━━━ Listed entries

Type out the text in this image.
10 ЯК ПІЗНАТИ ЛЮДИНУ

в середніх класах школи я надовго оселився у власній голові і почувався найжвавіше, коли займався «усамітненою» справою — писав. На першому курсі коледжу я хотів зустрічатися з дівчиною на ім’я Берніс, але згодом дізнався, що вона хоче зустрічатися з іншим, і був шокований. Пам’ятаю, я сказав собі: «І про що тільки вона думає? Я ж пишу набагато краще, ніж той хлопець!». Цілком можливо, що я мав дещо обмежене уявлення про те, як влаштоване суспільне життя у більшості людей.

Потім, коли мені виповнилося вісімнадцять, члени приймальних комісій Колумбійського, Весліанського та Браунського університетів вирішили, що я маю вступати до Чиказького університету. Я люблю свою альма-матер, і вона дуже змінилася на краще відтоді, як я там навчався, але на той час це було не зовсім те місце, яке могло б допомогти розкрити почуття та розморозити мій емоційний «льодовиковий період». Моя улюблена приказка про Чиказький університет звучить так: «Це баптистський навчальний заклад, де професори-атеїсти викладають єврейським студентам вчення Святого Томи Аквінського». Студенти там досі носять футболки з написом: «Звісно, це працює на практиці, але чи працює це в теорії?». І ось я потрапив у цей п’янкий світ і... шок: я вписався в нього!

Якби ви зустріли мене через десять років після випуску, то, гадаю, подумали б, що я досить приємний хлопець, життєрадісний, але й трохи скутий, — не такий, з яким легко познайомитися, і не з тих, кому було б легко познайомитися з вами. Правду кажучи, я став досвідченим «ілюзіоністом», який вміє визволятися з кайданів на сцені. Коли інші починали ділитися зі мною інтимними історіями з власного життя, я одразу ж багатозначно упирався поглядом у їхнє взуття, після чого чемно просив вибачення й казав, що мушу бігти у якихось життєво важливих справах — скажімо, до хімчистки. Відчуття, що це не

━━━━━━

■ Prompt
Reproduce each entry exactly, leaving out nothing.

■ Result
Type out the text in this image.
10 ЯК ПІЗНАТИ ЛЮДИНУ

в середніх класах школи я надовго оселився у власній голові і почувався найжвавіше, коли займався «усамітненою» справою — писав. На першому курсі коледжу я хотів зустрічатися з дівчиною на ім’я Берніс, але згодом дізнався, що вона хоче зустрічатися з іншим, і був шокований. Пам’ятаю, я сказав собі: «І про що тільки вона думає? Я ж пишу набагато краще, ніж той хлопець!». Цілком можливо, що я мав дещо обмежене уявлення про те, як влаштоване суспільне життя у більшості людей.

Потім, коли мені виповнилося вісімнадцять, члени приймальних комісій Колумбійського, Весліанського та Браунського університетів вирішили, що я маю вступати до Чиказького університету. Я люблю свою альма-матер, і вона дуже змінилася на краще відтоді, як я там навчався, але на той час це було не зовсім те місце, яке могло б допомогти розкрити почуття та розморозити мій емоційний «льодовиковий період». Моя улюблена приказка про Чиказький університет звучить так: «Це баптистський навчальний заклад, де професори-атеїсти викладають єврейським студентам вчення Святого Томи Аквінського». Студенти там досі носять футболки з написом: «Звісно, це працює на практиці, але чи працює це в теорії?». І ось я потрапив у цей п’янкий світ і... шок: я вписався в нього!

Якби ви зустріли мене через десять років після випуску, то, гадаю, подумали б, що я досить приємний хлопець, життєрадісний, але й трохи скутий, — не такий, з яким легко познайомитися, і не з тих, кому було б легко познайомитися з вами. Правду кажучи, я став досвідченим «ілюзіоністом», який вміє визволятися з кайданів на сцені. Коли інші починали ділитися зі мною інтимними історіями з власного життя, я одразу ж багатозначно упирався поглядом у їхнє взуття, після чого чемно просив вибачення й казав, що мушу бігти у якихось життєво важливих справах — скажімо, до хімчистки. Відчуття, що це не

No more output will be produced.